WORK TO COMPLETE:
Copy out the passage on Geoffroy's table of affinities word for word, in full.

PROVIDED TEXT:
Although Homberg employed a hypothetical principle that required the rare burning glass, Geoffroy as an experienced apothecary tackled the transmutationist speculation with concrete chemical operations. After Homberg’s death, Geoffroy presented his Table des rapports (1718) (see Figure 1) to the Academy as a theoretical device that would help chemists to ‘discover’ and to ‘predict’ what happens when they mix several bodies in the solution of water or fire (Duncan 1962, Klein 1995). In visualizing chemical composition as the interplay of affinities, Geoffroy’s table indicates that solution methods became the representative analytic method by the early eighteenth-century to stabilize the objects of chemical inquiry, mostly salts (Holmes 1989a, Kim 2003, pp. 111-159). Instead of the five principles projected from the distillation method and naturalized by Aristotelian and Paracelsian philosophies, chemists could deal with the stable laboratory substances that combined or separated to illustrate the analytic-synthetic ideal of chemical species.[9] Their stability, including that of the sulphur principle (later identified as phlogiston – see the ‘Soufre principe’ in Figure 1), depended on chemists’ analytic capacity to isolate and characterize acids, alkalis and middle-salts across the boundaries of diverse analytic methods (Kim 2008). This was what a theory meant to Geoffroy – to offer a reasonable explanation of chemical operations across analytic boundaries – a working definition much more congenial to the epistemological culture of material sciences such as chemistry, medicine, and biology. Both the interpretation of experimental data and the design of new chemical experiments depended on the theoretical analysis of possible affinities.

ENTRIES PROVIDED:
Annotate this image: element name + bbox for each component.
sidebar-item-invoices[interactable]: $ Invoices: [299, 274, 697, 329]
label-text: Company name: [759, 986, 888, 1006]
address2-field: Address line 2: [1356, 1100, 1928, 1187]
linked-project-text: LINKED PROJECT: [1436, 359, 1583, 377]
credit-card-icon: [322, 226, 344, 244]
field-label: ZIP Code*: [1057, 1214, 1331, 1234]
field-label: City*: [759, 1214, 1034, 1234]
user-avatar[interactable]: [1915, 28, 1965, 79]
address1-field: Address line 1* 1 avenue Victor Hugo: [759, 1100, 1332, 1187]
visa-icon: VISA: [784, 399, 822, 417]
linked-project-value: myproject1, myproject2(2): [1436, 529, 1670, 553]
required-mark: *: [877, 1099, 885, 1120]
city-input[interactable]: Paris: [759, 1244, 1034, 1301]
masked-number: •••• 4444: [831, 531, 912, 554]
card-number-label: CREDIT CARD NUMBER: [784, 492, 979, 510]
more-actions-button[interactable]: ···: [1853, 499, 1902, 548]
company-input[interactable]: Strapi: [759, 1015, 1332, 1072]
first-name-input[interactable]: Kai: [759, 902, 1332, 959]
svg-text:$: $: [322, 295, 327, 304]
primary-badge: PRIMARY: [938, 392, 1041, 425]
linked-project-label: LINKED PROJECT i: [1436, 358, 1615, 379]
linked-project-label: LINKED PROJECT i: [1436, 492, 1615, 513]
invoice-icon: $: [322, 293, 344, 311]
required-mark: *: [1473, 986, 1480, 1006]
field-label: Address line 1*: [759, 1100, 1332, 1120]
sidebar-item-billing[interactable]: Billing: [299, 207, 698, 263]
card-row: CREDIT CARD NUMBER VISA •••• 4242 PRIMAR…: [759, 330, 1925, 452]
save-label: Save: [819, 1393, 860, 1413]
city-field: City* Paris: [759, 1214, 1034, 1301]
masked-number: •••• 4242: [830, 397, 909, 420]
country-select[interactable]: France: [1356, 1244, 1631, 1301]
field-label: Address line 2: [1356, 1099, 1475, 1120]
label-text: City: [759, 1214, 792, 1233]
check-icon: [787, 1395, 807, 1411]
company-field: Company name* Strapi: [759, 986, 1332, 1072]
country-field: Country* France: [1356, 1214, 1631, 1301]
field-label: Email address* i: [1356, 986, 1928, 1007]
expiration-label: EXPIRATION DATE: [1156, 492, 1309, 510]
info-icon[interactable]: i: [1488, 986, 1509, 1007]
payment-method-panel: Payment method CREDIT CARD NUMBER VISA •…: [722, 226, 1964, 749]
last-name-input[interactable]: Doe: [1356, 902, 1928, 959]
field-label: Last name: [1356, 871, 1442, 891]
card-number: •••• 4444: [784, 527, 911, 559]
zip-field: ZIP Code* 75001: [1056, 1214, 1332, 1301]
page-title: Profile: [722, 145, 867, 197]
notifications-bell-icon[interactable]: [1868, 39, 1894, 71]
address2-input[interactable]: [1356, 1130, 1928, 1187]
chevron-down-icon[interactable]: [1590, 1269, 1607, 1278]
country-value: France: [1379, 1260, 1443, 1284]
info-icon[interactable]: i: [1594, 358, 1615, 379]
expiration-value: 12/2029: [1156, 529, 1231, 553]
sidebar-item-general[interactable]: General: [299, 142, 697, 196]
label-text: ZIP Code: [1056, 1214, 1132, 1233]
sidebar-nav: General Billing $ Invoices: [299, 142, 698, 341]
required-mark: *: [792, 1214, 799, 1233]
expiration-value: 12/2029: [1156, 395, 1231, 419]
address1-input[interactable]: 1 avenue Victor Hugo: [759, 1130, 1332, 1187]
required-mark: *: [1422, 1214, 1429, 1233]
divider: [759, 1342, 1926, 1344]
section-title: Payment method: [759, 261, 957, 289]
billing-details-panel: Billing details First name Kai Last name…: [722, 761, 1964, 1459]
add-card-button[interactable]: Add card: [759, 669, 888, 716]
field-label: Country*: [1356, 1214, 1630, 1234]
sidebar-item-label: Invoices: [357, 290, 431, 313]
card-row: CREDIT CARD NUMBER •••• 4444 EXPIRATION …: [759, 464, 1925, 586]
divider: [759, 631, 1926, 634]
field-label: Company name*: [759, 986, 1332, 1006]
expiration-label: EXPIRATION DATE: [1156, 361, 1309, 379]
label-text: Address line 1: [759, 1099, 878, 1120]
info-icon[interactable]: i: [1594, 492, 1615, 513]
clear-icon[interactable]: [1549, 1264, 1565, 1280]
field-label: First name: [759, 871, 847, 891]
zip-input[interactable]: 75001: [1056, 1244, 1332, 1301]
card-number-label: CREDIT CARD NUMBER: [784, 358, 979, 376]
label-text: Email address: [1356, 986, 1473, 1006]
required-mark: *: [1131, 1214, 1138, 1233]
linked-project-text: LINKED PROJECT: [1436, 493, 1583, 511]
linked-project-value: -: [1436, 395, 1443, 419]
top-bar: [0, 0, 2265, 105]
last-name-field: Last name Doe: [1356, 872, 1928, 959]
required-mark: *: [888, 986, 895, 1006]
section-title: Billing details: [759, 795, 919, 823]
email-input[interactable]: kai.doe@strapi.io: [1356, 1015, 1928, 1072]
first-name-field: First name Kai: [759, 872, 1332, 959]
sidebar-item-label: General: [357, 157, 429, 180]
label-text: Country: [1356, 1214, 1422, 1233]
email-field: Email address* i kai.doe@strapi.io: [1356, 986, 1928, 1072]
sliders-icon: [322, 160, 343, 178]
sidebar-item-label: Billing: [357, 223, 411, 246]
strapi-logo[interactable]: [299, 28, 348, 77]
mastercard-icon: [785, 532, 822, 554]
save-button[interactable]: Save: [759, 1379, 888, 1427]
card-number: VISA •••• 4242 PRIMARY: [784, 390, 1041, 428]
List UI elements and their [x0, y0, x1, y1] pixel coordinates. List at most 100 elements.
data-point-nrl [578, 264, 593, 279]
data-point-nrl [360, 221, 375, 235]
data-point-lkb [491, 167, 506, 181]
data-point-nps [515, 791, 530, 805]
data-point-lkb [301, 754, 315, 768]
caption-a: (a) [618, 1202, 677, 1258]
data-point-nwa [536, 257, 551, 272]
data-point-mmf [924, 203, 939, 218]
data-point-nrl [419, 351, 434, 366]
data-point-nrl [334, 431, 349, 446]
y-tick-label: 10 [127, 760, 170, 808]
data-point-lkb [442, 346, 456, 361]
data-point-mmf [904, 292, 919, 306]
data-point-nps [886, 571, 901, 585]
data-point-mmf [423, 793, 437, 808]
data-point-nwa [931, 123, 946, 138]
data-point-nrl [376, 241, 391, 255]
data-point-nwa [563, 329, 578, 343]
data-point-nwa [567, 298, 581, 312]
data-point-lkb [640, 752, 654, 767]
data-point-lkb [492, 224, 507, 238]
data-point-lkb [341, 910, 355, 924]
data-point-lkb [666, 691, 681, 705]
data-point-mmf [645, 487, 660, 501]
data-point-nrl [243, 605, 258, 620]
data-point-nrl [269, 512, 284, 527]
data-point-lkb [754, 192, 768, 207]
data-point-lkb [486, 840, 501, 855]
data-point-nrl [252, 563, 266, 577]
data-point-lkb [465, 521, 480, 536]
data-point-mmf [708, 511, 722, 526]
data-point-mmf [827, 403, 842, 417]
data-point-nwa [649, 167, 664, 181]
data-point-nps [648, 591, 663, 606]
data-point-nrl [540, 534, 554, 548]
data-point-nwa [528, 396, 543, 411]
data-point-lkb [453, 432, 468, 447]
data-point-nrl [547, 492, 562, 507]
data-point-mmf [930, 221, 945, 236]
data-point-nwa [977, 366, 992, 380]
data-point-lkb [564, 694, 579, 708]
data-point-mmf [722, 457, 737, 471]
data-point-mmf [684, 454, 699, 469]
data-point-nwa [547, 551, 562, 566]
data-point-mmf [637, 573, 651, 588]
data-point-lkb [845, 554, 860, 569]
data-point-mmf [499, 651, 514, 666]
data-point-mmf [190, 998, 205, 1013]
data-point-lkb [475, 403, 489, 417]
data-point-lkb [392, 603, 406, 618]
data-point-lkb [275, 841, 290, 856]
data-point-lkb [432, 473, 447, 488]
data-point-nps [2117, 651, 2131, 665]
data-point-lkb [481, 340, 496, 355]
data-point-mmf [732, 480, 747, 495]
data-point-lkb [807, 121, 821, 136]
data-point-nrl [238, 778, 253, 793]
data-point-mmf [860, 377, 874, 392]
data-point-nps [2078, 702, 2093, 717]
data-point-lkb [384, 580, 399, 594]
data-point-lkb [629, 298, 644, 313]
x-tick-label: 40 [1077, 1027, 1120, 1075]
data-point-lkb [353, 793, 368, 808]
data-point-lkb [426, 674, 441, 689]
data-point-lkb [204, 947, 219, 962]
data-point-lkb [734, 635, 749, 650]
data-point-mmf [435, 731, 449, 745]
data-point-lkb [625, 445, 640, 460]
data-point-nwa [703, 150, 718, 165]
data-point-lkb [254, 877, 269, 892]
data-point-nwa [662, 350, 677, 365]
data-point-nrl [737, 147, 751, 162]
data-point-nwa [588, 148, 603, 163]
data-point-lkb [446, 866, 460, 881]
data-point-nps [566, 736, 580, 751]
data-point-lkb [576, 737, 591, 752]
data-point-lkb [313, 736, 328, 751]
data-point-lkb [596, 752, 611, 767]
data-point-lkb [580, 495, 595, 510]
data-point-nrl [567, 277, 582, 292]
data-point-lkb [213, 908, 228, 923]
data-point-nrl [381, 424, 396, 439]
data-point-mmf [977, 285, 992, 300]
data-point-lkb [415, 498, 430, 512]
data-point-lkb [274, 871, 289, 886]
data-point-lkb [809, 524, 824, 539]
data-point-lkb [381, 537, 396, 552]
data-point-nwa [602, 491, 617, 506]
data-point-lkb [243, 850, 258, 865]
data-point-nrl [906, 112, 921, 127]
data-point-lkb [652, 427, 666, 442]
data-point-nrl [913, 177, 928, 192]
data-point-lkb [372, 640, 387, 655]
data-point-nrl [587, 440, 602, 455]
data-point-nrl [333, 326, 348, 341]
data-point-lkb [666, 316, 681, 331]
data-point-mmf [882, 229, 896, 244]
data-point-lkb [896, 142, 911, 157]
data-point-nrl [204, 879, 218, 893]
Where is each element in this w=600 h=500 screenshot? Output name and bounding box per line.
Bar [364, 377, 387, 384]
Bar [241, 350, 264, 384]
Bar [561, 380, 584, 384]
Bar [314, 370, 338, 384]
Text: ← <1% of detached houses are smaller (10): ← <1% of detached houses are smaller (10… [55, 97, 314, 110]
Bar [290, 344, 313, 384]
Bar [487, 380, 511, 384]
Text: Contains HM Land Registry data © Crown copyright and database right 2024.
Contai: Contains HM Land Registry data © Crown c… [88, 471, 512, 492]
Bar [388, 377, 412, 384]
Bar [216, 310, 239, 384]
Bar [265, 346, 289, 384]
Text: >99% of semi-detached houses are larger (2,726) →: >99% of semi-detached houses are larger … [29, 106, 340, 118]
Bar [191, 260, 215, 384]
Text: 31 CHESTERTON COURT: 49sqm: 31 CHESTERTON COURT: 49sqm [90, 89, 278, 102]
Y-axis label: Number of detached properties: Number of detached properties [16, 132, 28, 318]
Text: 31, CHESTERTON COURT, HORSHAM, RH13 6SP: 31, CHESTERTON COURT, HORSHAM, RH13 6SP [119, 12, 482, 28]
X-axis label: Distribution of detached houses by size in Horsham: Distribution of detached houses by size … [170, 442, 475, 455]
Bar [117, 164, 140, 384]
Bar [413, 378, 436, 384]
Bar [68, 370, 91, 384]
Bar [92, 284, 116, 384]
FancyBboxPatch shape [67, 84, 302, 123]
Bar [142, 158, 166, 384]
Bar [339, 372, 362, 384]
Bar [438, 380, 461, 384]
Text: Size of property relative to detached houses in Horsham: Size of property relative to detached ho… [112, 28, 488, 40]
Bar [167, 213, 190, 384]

RESULT OF THE EXERCISE:
Although Homberg employed a hypothetical principle that required the rare burning glass, Geoffroy as an experienced apothecary tackled the transmutationist speculation with concrete chemical operations. After Homberg’s death, Geoffroy presented his Table des rapports (1718) (see Figure 1) to the Academy as a theoretical device that would help chemists to ‘discover’ and to ‘predict’ what happens when they mix several bodies in the solution of water or fire (Duncan 1962, Klein 1995). In visualizing chemical composition as the interplay of affinities, Geoffroy’s table indicates that solution methods became the representative analytic method by the early eighteenth-century to stabilize the objects of chemical inquiry, mostly salts (Holmes 1989a, Kim 2003, pp. 111-159). Instead of the five principles projected from the distillation method and naturalized by Aristotelian and Paracelsian philosophies, chemists could deal with the stable laboratory substances that combined or separated to illustrate the analytic-synthetic ideal of chemical species.[9] Their stability, including that of the sulphur principle (later identified as phlogiston – see the ‘Soufre principe’ in Figure 1), depended on chemists’ analytic capacity to isolate and characterize acids, alkalis and middle-salts across the boundaries of diverse analytic methods (Kim 2008). This was what a theory meant to Geoffroy – to offer a reasonable explanation of chemical operations across analytic boundaries – a working definition much more congenial to the epistemological culture of material sciences such as chemistry, medicine, and biology. Both the interpretation of experimental data and the design of new chemical experiments depended on the theoretical analysis of possible affinities.